START
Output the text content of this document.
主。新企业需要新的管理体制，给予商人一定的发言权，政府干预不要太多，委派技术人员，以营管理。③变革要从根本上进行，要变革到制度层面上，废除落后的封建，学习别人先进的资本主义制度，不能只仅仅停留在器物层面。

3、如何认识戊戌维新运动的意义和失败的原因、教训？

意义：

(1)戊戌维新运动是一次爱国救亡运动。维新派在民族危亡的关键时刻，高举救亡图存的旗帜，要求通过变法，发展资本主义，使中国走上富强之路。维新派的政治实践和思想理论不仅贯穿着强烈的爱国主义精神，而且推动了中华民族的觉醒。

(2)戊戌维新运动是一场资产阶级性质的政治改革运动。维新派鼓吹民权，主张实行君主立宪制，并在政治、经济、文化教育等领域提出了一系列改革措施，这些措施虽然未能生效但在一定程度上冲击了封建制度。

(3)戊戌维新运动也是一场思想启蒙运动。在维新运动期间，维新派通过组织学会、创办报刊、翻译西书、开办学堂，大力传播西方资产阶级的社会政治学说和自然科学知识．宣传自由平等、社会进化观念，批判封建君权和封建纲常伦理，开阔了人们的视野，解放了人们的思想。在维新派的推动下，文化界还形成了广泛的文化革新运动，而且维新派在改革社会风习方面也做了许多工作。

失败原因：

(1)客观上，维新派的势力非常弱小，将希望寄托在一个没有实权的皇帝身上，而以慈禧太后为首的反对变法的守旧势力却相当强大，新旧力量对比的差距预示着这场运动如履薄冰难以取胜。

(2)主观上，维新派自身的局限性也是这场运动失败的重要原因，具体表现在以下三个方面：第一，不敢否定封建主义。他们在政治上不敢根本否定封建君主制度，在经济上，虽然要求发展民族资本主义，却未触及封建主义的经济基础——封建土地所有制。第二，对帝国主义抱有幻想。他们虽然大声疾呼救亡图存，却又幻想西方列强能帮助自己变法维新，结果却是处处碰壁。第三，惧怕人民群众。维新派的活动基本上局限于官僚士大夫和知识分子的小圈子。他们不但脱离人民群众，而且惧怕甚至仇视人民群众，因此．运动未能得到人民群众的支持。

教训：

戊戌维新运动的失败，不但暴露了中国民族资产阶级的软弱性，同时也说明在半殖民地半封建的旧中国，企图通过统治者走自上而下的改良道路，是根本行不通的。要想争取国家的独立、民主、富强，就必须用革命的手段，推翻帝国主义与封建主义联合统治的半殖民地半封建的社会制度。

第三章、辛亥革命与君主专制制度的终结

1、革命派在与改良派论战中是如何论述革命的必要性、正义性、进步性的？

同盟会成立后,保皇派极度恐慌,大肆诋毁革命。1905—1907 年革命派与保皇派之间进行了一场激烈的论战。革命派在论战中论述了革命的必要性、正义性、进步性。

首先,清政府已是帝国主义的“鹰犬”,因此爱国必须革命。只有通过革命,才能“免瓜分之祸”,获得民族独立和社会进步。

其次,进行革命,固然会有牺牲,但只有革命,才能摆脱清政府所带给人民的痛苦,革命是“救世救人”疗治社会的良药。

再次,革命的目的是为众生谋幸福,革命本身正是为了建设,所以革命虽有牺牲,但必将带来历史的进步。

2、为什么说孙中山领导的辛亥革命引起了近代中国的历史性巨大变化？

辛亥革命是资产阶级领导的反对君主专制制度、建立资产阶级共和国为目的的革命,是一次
END
-- Objective --
Restate all of the entries exactly, please.

-- Finished task --
Output the text content of this document.
主。新企业需要新的管理体制，给予商人一定的发言权，政府干预不要太多，委派技术人员，以营管理。③变革要从根本上进行，要变革到制度层面上，废除落后的封建，学习别人先进的资本主义制度，不能只仅仅停留在器物层面。

3、如何认识戊戌维新运动的意义和失败的原因、教训？

意义：

(1)戊戌维新运动是一次爱国救亡运动。维新派在民族危亡的关键时刻，高举救亡图存的旗帜，要求通过变法，发展资本主义，使中国走上富强之路。维新派的政治实践和思想理论不仅贯穿着强烈的爱国主义精神，而且推动了中华民族的觉醒。

(2)戊戌维新运动是一场资产阶级性质的政治改革运动。维新派鼓吹民权，主张实行君主立宪制，并在政治、经济、文化教育等领域提出了一系列改革措施，这些措施虽然未能生效但在一定程度上冲击了封建制度。

(3)戊戌维新运动也是一场思想启蒙运动。在维新运动期间，维新派通过组织学会、创办报刊、翻译西书、开办学堂，大力传播西方资产阶级的社会政治学说和自然科学知识．宣传自由平等、社会进化观念，批判封建君权和封建纲常伦理，开阔了人们的视野，解放了人们的思想。在维新派的推动下，文化界还形成了广泛的文化革新运动，而且维新派在改革社会风习方面也做了许多工作。

失败原因：

(1)客观上，维新派的势力非常弱小，将希望寄托在一个没有实权的皇帝身上，而以慈禧太后为首的反对变法的守旧势力却相当强大，新旧力量对比的差距预示着这场运动如履薄冰难以取胜。

(2)主观上，维新派自身的局限性也是这场运动失败的重要原因，具体表现在以下三个方面：第一，不敢否定封建主义。他们在政治上不敢根本否定封建君主制度，在经济上，虽然要求发展民族资本主义，却未触及封建主义的经济基础——封建土地所有制。第二，对帝国主义抱有幻想。他们虽然大声疾呼救亡图存，却又幻想西方列强能帮助自己变法维新，结果却是处处碰壁。第三，惧怕人民群众。维新派的活动基本上局限于官僚士大夫和知识分子的小圈子。他们不但脱离人民群众，而且惧怕甚至仇视人民群众，因此．运动未能得到人民群众的支持。

教训：

戊戌维新运动的失败，不但暴露了中国民族资产阶级的软弱性，同时也说明在半殖民地半封建的旧中国，企图通过统治者走自上而下的改良道路，是根本行不通的。要想争取国家的独立、民主、富强，就必须用革命的手段，推翻帝国主义与封建主义联合统治的半殖民地半封建的社会制度。

第三章、辛亥革命与君主专制制度的终结

1、革命派在与改良派论战中是如何论述革命的必要性、正义性、进步性的？

同盟会成立后,保皇派极度恐慌,大肆诋毁革命。1905—1907 年革命派与保皇派之间进行了一场激烈的论战。革命派在论战中论述了革命的必要性、正义性、进步性。

首先,清政府已是帝国主义的“鹰犬”,因此爱国必须革命。只有通过革命,才能“免瓜分之祸”,获得民族独立和社会进步。

其次,进行革命,固然会有牺牲,但只有革命,才能摆脱清政府所带给人民的痛苦,革命是“救世救人”疗治社会的良药。

再次,革命的目的是为众生谋幸福,革命本身正是为了建设,所以革命虽有牺牲,但必将带来历史的进步。

2、为什么说孙中山领导的辛亥革命引起了近代中国的历史性巨大变化？

辛亥革命是资产阶级领导的反对君主专制制度、建立资产阶级共和国为目的的革命,是一次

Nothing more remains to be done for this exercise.